Data for analysis -
#####

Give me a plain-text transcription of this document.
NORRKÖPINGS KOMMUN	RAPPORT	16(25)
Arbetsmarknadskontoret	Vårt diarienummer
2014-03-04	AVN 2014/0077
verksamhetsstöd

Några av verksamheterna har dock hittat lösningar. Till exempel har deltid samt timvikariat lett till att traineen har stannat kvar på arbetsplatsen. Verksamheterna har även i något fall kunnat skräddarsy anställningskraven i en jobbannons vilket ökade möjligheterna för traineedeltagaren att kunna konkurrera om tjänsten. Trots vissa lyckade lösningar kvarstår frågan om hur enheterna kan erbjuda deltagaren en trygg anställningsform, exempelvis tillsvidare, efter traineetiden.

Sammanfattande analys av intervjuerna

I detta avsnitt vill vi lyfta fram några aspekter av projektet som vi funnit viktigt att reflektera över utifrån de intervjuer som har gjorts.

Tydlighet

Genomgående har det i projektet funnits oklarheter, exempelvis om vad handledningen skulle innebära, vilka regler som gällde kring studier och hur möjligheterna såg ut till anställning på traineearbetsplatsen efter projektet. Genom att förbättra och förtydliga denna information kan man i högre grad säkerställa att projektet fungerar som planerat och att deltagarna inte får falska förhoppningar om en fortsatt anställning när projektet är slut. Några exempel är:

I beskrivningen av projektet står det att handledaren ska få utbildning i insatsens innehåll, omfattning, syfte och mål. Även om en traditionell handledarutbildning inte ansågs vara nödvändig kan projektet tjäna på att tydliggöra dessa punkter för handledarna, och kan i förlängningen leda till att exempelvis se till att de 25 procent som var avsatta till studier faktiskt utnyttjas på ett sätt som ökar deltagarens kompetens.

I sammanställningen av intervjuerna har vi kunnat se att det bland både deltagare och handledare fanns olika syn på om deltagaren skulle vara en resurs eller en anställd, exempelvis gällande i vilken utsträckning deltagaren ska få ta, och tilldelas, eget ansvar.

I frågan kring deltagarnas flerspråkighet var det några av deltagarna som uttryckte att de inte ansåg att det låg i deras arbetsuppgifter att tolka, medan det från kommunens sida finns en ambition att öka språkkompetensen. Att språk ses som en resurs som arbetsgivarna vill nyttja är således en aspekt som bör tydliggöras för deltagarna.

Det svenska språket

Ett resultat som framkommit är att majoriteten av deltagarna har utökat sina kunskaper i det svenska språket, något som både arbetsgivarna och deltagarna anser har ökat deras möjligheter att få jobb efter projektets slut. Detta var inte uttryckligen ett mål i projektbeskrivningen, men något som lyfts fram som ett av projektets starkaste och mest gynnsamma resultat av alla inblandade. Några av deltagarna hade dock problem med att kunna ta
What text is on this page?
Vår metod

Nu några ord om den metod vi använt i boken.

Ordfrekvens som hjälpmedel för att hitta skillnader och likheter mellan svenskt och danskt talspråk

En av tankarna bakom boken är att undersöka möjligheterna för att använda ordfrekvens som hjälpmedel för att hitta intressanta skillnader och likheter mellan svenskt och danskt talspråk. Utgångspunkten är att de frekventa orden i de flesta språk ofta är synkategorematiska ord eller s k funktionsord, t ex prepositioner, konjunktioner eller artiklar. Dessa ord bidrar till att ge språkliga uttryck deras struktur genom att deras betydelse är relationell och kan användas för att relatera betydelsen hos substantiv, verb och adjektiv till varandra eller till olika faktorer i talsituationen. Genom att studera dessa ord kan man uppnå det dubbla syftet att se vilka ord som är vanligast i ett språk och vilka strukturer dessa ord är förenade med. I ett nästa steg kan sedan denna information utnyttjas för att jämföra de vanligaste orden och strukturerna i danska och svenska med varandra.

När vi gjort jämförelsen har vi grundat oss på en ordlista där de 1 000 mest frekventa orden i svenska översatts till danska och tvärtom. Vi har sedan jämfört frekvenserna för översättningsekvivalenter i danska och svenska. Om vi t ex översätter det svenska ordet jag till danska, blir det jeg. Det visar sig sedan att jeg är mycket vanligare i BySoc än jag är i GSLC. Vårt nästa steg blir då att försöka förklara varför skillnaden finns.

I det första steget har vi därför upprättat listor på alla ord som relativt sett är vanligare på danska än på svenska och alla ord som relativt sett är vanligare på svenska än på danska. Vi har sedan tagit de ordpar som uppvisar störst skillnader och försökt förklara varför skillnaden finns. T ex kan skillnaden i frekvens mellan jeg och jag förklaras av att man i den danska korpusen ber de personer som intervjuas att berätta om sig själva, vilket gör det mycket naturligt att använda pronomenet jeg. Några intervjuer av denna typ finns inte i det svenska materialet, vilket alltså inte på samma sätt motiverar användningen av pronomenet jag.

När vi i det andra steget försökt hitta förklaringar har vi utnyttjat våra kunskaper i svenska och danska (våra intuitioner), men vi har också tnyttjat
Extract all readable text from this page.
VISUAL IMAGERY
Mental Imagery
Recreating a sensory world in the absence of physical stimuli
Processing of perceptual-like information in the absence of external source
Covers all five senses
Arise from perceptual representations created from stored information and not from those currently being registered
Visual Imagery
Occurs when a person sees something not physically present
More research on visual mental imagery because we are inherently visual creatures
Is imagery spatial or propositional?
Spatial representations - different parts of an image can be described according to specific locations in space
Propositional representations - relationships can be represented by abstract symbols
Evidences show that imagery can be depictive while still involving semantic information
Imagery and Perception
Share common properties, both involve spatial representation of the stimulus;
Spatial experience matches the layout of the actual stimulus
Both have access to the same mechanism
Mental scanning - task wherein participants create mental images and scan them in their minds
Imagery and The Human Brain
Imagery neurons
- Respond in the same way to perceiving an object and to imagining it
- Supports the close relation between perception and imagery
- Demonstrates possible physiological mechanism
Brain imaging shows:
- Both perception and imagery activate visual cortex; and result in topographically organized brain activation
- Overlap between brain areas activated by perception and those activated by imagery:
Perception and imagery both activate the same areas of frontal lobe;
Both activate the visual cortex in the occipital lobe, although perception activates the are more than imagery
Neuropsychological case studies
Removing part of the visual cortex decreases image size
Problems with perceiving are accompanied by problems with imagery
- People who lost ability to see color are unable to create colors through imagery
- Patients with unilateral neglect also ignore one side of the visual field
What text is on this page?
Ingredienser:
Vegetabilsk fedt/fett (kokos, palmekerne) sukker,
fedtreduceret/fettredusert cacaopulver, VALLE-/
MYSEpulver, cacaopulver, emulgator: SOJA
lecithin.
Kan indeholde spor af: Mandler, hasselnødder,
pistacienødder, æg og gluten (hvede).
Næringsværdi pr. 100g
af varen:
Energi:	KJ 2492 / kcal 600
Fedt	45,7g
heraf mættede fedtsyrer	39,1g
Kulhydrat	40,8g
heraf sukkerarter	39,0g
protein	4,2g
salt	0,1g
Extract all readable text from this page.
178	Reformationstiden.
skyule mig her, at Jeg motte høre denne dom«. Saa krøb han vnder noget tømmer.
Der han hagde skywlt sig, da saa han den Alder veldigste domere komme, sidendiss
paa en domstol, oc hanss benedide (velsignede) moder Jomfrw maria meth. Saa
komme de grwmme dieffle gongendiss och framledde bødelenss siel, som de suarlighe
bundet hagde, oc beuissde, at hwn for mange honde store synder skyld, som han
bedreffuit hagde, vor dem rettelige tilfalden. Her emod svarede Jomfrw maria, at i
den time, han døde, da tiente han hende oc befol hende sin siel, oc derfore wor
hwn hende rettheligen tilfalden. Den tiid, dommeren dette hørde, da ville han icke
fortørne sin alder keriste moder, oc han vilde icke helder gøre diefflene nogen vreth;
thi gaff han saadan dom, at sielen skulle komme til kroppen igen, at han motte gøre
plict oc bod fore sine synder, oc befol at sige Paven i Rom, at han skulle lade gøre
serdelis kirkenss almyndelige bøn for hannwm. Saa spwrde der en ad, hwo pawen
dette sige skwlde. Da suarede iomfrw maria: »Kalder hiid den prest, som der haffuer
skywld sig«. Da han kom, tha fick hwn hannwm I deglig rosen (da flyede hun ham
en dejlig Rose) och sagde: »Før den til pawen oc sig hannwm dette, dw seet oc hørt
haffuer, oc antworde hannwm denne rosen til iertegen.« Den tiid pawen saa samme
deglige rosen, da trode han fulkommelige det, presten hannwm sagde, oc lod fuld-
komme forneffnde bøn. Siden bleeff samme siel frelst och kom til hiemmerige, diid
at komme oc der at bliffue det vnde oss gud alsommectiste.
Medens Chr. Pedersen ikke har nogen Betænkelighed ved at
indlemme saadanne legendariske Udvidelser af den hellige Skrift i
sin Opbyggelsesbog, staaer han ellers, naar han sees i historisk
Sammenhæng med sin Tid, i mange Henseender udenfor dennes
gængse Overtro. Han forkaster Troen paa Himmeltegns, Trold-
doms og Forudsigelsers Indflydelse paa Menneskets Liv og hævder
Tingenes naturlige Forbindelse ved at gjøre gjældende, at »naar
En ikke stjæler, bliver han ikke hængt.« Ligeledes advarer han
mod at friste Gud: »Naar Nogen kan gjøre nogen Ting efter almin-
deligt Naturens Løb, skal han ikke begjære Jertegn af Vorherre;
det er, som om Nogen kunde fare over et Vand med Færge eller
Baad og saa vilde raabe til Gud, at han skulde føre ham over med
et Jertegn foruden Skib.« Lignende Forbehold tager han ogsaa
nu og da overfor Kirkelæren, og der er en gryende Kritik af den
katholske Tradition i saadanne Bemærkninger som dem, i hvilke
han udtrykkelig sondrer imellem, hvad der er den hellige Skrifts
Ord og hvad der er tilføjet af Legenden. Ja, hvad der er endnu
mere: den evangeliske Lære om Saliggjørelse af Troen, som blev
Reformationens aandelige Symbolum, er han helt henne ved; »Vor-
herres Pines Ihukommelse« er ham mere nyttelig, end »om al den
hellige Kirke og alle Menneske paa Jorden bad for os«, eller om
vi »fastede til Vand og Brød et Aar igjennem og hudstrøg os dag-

#####

Work item - Go through the data above and count the lines that hold "synder". Respond with the number and no other words.

Expected output - 2